[Extracted records]

***

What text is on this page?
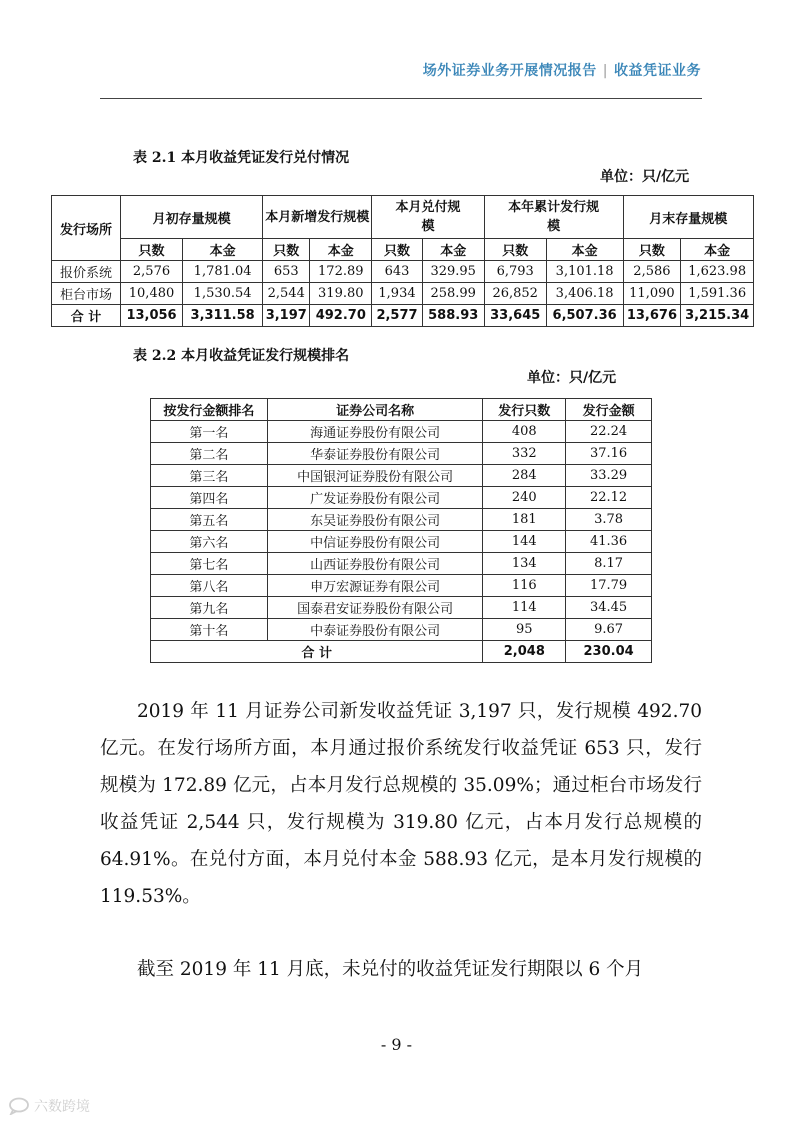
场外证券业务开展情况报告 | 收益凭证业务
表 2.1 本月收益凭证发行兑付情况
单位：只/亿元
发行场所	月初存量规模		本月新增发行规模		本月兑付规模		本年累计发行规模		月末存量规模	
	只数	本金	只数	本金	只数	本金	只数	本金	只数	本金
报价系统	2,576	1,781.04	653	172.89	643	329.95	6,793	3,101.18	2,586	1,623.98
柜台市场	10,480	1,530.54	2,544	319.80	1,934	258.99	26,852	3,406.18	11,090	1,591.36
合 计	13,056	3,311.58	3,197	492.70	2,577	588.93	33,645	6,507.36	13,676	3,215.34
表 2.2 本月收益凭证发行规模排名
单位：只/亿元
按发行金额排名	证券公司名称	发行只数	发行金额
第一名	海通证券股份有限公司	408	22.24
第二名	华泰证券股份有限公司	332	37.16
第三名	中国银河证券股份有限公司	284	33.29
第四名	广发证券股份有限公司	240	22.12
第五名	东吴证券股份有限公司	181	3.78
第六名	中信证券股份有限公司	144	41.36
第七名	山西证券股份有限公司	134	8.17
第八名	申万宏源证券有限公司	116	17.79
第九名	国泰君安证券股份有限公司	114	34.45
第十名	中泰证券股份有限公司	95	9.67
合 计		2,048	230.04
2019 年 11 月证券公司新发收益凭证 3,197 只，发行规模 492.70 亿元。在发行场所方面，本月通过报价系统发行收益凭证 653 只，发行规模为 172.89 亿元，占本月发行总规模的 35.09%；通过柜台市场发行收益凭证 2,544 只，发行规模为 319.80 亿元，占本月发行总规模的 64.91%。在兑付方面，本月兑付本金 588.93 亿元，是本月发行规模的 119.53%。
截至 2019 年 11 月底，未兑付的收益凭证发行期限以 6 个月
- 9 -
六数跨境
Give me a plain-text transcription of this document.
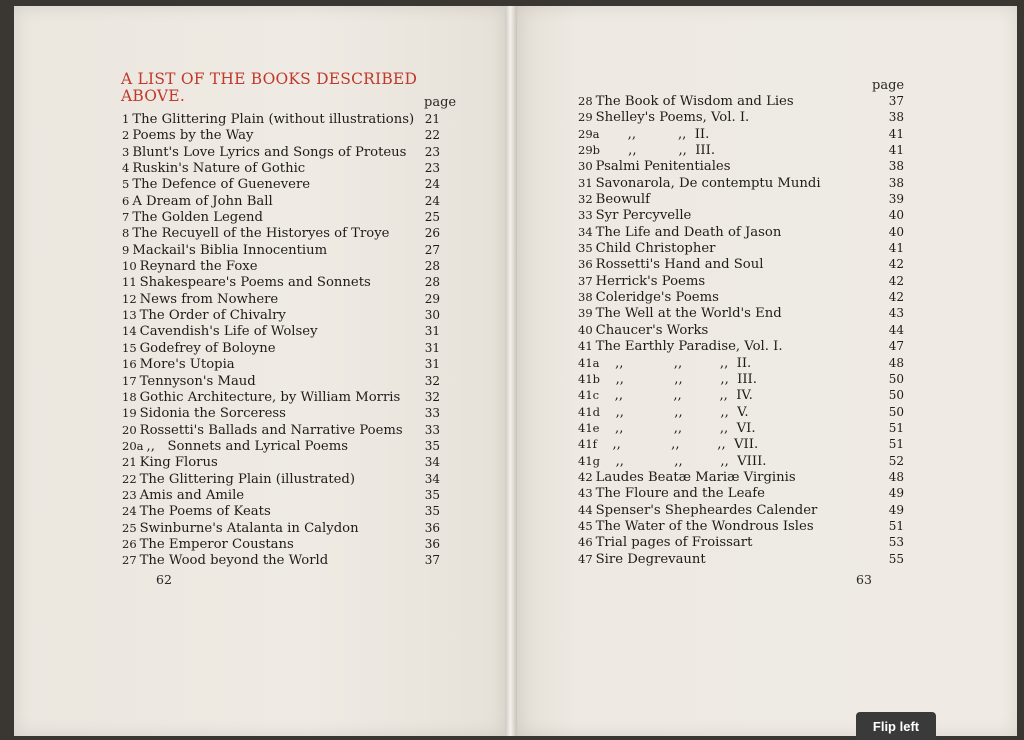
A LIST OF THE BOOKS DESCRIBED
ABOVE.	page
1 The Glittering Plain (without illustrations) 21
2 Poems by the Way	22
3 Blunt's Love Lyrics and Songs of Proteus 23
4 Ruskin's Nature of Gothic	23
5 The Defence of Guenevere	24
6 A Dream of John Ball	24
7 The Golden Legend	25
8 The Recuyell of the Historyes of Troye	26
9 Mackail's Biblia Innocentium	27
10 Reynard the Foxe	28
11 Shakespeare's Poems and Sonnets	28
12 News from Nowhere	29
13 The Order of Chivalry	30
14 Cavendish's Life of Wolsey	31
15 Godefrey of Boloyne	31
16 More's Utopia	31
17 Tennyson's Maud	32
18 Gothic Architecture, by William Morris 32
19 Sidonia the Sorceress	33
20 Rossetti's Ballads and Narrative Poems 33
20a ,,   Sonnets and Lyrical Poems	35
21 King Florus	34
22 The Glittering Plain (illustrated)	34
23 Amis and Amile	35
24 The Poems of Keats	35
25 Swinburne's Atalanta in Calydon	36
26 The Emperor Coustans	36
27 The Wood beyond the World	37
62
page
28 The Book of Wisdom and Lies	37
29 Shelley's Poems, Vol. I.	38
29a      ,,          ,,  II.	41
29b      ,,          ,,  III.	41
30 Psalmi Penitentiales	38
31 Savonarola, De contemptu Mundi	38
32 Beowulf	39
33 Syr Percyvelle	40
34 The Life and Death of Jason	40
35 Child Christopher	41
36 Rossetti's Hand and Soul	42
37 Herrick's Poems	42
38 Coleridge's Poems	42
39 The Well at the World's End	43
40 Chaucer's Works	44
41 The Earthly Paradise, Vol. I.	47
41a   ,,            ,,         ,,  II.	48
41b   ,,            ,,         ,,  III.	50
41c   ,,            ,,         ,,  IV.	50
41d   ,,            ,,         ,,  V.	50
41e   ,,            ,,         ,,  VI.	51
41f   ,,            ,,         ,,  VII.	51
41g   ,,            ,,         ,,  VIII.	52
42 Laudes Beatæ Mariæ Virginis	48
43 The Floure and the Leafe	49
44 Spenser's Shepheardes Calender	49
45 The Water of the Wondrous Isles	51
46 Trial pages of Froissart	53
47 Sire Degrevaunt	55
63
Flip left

***

Of the lines above, how many include the word "World"? Reply with the number only.

**REPLY TO THE TASK**
2